Given instruction: Search the material below for the word "Holthoff". Copy every line that has it.

Source records:
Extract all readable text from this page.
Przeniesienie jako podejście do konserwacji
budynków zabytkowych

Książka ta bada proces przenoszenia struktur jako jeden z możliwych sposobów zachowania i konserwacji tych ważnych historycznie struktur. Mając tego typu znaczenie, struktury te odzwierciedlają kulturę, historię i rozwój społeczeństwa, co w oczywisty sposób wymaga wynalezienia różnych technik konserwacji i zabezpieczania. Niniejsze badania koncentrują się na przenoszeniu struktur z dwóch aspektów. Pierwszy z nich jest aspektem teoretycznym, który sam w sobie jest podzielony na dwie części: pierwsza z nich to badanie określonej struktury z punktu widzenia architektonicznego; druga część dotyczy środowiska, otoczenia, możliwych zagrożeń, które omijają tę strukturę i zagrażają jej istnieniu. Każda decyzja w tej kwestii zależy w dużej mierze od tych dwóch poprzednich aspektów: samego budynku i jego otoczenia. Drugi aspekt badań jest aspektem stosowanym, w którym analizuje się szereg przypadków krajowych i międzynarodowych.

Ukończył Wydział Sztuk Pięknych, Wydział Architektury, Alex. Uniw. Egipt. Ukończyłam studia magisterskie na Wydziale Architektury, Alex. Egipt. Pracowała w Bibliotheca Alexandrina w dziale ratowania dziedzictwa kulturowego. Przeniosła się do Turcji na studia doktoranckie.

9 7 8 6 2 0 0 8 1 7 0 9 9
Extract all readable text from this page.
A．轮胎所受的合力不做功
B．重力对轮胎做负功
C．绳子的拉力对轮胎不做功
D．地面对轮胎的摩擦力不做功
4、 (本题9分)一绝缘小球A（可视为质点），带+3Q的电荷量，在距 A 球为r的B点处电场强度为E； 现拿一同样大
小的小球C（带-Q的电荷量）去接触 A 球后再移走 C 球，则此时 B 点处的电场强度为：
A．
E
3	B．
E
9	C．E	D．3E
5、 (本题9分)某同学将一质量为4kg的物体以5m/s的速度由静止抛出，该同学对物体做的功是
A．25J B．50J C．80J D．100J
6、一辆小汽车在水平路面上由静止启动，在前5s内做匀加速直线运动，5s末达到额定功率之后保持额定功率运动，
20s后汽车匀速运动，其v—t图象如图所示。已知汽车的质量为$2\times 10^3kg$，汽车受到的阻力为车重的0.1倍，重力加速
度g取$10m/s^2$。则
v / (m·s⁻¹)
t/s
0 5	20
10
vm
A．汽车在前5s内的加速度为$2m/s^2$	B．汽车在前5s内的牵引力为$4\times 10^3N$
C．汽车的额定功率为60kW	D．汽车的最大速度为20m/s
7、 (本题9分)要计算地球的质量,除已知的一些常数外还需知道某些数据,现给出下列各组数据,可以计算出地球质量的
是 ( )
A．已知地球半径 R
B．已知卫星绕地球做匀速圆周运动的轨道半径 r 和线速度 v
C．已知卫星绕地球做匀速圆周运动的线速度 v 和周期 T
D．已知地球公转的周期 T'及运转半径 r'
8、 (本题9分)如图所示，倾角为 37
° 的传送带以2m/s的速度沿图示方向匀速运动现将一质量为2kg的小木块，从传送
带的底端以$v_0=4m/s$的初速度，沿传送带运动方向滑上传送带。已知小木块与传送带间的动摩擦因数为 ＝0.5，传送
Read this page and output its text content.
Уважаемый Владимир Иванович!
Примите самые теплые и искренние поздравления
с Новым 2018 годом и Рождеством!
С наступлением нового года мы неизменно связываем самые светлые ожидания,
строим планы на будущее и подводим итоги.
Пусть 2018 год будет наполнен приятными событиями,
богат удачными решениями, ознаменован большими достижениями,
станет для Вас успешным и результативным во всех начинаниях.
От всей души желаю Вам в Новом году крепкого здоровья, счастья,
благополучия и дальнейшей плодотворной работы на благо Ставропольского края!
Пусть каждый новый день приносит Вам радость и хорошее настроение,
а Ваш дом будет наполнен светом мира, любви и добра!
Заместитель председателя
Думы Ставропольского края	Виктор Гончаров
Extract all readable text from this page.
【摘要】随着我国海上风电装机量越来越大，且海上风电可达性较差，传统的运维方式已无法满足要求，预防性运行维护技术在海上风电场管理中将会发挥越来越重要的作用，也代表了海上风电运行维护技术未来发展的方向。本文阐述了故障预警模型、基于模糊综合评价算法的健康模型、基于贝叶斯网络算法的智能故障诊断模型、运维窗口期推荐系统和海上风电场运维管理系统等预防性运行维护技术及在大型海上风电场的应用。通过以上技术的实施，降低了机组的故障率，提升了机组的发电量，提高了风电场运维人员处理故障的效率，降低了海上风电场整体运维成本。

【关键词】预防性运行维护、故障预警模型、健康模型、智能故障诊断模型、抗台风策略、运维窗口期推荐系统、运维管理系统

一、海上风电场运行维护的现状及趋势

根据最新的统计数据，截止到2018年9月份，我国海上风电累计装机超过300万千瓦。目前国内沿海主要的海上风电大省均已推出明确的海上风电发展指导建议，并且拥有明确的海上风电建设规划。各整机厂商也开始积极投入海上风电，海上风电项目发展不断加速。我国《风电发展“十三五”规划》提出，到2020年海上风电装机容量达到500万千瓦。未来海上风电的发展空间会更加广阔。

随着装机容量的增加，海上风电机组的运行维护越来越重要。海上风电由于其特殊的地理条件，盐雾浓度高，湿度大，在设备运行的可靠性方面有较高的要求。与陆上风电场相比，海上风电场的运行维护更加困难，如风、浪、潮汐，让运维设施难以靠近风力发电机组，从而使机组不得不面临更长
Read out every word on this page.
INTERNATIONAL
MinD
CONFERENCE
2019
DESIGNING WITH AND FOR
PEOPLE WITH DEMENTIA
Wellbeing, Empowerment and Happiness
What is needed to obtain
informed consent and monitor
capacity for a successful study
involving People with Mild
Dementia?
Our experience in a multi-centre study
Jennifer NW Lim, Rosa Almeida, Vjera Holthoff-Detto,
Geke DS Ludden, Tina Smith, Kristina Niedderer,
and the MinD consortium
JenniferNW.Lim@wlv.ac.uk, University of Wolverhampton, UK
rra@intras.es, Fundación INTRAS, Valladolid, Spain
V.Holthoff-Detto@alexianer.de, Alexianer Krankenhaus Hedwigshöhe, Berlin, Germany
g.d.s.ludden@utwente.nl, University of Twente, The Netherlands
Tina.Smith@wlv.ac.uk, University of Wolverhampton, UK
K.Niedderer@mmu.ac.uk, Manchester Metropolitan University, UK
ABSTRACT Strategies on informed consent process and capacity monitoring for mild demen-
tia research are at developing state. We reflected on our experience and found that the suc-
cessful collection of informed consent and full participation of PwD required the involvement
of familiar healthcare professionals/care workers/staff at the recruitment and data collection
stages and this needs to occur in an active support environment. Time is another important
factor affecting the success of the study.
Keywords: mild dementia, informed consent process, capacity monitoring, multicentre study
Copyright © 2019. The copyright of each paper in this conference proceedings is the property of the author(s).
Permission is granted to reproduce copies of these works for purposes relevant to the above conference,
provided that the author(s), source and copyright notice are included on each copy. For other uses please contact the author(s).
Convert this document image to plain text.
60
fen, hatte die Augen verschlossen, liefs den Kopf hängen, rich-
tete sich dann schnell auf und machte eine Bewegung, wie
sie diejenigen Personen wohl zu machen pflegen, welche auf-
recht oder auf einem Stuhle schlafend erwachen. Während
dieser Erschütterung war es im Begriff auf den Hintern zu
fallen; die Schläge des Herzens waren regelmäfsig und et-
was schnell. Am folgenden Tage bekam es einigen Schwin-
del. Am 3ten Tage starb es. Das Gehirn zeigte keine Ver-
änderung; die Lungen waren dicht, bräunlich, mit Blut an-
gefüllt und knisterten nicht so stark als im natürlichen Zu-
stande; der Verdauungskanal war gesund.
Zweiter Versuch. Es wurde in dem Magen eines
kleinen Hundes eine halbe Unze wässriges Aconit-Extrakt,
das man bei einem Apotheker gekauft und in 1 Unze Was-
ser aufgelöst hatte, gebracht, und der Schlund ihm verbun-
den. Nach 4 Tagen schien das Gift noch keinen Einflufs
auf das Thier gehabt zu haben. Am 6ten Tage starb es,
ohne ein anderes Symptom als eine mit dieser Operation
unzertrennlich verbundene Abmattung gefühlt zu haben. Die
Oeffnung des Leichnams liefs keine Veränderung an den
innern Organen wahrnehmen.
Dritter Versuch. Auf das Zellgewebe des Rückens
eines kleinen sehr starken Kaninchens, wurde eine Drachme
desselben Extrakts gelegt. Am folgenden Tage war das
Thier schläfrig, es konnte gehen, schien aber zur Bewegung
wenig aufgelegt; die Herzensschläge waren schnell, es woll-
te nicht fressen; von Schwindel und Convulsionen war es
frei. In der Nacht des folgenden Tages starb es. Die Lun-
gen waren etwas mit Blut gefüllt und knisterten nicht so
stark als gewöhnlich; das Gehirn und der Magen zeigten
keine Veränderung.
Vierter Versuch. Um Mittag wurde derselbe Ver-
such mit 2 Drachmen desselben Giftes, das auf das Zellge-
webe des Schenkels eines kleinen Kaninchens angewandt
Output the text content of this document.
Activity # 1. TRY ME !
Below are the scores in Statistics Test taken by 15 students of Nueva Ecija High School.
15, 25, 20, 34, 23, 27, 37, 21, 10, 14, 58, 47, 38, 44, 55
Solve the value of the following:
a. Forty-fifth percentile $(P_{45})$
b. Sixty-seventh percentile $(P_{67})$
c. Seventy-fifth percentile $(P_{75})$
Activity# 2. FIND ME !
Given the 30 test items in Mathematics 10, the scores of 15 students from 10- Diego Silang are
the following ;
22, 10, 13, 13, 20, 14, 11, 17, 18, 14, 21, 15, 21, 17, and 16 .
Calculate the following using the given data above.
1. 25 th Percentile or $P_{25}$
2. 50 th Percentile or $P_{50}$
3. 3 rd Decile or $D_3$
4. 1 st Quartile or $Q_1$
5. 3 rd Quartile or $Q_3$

Answer to this problem:
Jennifer NW Lim, Rosa Almeida, Vjera Holthoff-Detto,
V.Holthoff-Detto@alexianer.de, Alexianer Krankenhaus Hedwigshöhe, Berlin, Germany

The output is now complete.